- **CHALLENGE**: From the line with "Read out every word on this page." to the final line of the records, reproduce every line exactly and only those lines.

- **DATA EXTRACT**:
>> BEGIN
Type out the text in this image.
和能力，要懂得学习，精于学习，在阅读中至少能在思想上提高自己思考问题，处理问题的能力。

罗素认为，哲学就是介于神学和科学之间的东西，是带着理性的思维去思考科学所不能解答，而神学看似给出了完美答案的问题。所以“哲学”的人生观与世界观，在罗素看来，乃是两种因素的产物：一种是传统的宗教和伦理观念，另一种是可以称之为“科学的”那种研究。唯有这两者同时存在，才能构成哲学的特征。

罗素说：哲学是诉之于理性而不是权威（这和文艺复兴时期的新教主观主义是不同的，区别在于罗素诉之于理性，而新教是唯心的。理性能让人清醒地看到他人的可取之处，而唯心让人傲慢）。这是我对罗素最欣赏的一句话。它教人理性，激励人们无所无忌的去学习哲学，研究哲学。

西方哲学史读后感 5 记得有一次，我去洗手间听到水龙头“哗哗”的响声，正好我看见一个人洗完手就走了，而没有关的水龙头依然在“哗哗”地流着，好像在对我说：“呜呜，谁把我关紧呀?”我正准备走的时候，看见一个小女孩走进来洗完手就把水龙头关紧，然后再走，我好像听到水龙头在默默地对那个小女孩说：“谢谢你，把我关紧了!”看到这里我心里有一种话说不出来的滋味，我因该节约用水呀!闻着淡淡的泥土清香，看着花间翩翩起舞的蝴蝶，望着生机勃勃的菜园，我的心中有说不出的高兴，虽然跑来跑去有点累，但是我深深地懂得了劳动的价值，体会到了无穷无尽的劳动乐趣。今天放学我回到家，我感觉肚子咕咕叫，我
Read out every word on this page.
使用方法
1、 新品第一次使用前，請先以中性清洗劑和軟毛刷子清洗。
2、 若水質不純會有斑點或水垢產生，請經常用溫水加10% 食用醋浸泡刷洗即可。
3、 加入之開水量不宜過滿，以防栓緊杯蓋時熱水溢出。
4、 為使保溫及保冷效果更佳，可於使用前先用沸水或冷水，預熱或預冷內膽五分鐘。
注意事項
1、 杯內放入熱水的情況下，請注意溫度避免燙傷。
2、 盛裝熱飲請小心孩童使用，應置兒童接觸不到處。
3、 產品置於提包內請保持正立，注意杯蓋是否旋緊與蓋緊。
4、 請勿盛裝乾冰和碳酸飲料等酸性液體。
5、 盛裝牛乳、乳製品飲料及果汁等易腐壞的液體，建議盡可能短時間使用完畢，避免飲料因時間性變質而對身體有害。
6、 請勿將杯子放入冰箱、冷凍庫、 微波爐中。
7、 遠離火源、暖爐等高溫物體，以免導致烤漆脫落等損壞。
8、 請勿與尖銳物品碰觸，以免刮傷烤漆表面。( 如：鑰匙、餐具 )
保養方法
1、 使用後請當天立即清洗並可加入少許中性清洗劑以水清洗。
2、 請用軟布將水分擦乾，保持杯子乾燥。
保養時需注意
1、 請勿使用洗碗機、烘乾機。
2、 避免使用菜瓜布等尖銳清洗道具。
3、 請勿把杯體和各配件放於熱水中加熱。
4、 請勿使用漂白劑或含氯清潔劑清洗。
>> END
- **WRITTEN SOLUTION**:
Read out every word on this page.
使用方法
1、 新品第一次使用前，請先以中性清洗劑和軟毛刷子清洗。
2、 若水質不純會有斑點或水垢產生，請經常用溫水加10% 食用醋浸泡刷洗即可。
3、 加入之開水量不宜過滿，以防栓緊杯蓋時熱水溢出。
4、 為使保溫及保冷效果更佳，可於使用前先用沸水或冷水，預熱或預冷內膽五分鐘。
注意事項
1、 杯內放入熱水的情況下，請注意溫度避免燙傷。
2、 盛裝熱飲請小心孩童使用，應置兒童接觸不到處。
3、 產品置於提包內請保持正立，注意杯蓋是否旋緊與蓋緊。
4、 請勿盛裝乾冰和碳酸飲料等酸性液體。
5、 盛裝牛乳、乳製品飲料及果汁等易腐壞的液體，建議盡可能短時間使用完畢，避免飲料因時間性變質而對身體有害。
6、 請勿將杯子放入冰箱、冷凍庫、 微波爐中。
7、 遠離火源、暖爐等高溫物體，以免導致烤漆脫落等損壞。
8、 請勿與尖銳物品碰觸，以免刮傷烤漆表面。( 如：鑰匙、餐具 )
保養方法
1、 使用後請當天立即清洗並可加入少許中性清洗劑以水清洗。
2、 請用軟布將水分擦乾，保持杯子乾燥。
保養時需注意
1、 請勿使用洗碗機、烘乾機。
2、 避免使用菜瓜布等尖銳清洗道具。
3、 請勿把杯體和各配件放於熱水中加熱。
4、 請勿使用漂白劑或含氯清潔劑清洗。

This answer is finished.